PROBLEM TO SOLVE:
Reproduce exactly the lines beginning with the line that contains "Output a JSON" and ending at the final line of the material below.

-- start of EXERCISE DATA --

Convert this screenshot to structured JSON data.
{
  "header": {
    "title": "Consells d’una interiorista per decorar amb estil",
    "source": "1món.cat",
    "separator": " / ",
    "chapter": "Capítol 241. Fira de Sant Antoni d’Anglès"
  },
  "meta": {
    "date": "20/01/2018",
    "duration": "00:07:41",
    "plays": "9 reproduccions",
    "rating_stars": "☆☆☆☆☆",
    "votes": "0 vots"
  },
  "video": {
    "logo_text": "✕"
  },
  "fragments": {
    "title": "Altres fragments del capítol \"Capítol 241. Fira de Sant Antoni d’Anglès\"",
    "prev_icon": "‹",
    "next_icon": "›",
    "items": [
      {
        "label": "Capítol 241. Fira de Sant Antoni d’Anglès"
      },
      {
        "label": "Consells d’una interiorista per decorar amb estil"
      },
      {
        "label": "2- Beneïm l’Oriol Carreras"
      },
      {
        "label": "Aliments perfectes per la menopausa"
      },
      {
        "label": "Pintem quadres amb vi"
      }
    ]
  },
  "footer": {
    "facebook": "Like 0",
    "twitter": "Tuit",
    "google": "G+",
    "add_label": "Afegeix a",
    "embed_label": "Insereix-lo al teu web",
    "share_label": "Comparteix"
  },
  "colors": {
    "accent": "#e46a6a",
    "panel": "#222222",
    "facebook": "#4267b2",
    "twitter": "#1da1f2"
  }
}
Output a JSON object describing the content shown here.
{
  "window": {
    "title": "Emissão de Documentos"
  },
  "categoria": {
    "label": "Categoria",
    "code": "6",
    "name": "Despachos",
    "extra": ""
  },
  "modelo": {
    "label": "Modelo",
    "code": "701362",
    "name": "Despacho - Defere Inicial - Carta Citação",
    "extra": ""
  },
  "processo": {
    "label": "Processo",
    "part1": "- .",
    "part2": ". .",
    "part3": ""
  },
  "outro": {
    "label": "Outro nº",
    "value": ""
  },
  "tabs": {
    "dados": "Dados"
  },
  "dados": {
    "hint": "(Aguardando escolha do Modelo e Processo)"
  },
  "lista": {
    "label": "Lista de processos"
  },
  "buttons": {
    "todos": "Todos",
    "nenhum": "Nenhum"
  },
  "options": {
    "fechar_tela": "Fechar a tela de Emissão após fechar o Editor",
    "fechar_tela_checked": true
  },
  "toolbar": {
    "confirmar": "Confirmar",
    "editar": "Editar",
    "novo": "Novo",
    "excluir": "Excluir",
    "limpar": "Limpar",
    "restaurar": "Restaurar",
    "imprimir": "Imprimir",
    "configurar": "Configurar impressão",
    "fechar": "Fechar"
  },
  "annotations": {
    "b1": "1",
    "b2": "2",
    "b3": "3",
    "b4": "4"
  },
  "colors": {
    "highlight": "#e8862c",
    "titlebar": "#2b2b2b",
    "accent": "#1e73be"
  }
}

-- end of EXERCISE DATA --

TASK ANSWER:
Output a JSON object describing the content shown here.
{
  "window": {
    "title": "Emissão de Documentos"
  },
  "categoria": {
    "label": "Categoria",
    "code": "6",
    "name": "Despachos",
    "extra": ""
  },
  "modelo": {
    "label": "Modelo",
    "code": "701362",
    "name": "Despacho - Defere Inicial - Carta Citação",
    "extra": ""
  },
  "processo": {
    "label": "Processo",
    "part1": "- .",
    "part2": ". .",
    "part3": ""
  },
  "outro": {
    "label": "Outro nº",
    "value": ""
  },
  "tabs": {
    "dados": "Dados"
  },
  "dados": {
    "hint": "(Aguardando escolha do Modelo e Processo)"
  },
  "lista": {
    "label": "Lista de processos"
  },
  "buttons": {
    "todos": "Todos",
    "nenhum": "Nenhum"
  },
  "options": {
    "fechar_tela": "Fechar a tela de Emissão após fechar o Editor",
    "fechar_tela_checked": true
  },
  "toolbar": {
    "confirmar": "Confirmar",
    "editar": "Editar",
    "novo": "Novo",
    "excluir": "Excluir",
    "limpar": "Limpar",
    "restaurar": "Restaurar",
    "imprimir": "Imprimir",
    "configurar": "Configurar impressão",
    "fechar": "Fechar"
  },
  "annotations": {
    "b1": "1",
    "b2": "2",
    "b3": "3",
    "b4": "4"
  },
  "colors": {
    "highlight": "#e8862c",
    "titlebar": "#2b2b2b",
    "accent": "#1e73be"
  }
}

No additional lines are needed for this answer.